* _Directions for this task_
Word for word, set down the records and skip each picture.

>> Start Materials provided

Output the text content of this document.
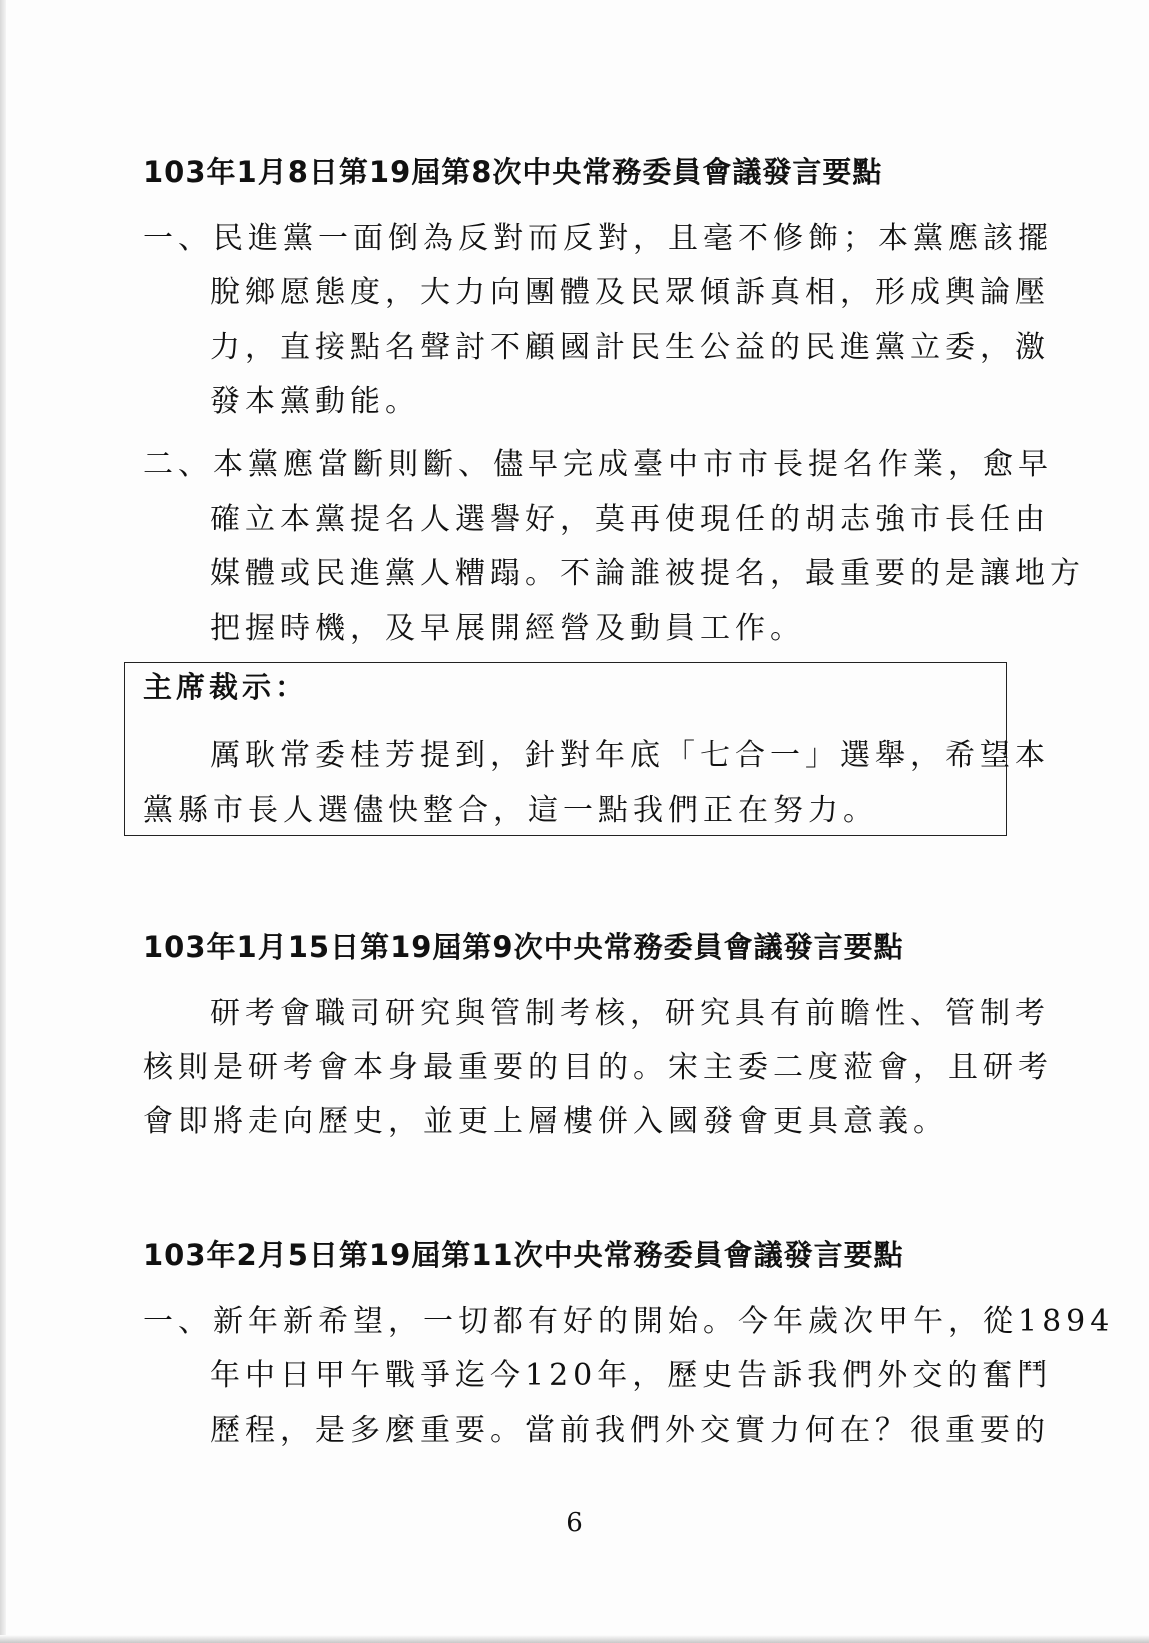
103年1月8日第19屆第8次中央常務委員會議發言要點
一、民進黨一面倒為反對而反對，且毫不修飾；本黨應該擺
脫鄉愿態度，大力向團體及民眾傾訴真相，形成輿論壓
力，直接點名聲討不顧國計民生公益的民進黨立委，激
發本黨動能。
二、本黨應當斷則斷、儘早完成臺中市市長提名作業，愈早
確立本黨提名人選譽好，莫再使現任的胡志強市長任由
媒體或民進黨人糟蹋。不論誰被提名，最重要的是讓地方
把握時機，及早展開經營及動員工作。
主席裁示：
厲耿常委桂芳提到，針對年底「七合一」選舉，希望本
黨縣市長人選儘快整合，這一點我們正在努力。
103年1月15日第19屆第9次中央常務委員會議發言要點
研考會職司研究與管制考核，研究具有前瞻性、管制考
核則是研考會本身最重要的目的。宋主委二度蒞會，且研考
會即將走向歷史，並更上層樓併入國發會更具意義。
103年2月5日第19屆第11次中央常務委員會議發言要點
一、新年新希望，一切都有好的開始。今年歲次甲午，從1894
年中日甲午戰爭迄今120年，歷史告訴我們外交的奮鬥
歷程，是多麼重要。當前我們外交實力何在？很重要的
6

>> End Materials provided

* _Exercise response_
Output the text content of this document.
103年1月8日第19屆第8次中央常務委員會議發言要點
一、民進黨一面倒為反對而反對，且毫不修飾；本黨應該擺
脫鄉愿態度，大力向團體及民眾傾訴真相，形成輿論壓
力，直接點名聲討不顧國計民生公益的民進黨立委，激
發本黨動能。
二、本黨應當斷則斷、儘早完成臺中市市長提名作業，愈早
確立本黨提名人選譽好，莫再使現任的胡志強市長任由
媒體或民進黨人糟蹋。不論誰被提名，最重要的是讓地方
把握時機，及早展開經營及動員工作。
主席裁示：
厲耿常委桂芳提到，針對年底「七合一」選舉，希望本
黨縣市長人選儘快整合，這一點我們正在努力。
103年1月15日第19屆第9次中央常務委員會議發言要點
研考會職司研究與管制考核，研究具有前瞻性、管制考
核則是研考會本身最重要的目的。宋主委二度蒞會，且研考
會即將走向歷史，並更上層樓併入國發會更具意義。
103年2月5日第19屆第11次中央常務委員會議發言要點
一、新年新希望，一切都有好的開始。今年歲次甲午，從1894
年中日甲午戰爭迄今120年，歷史告訴我們外交的奮鬥
歷程，是多麼重要。當前我們外交實力何在？很重要的
6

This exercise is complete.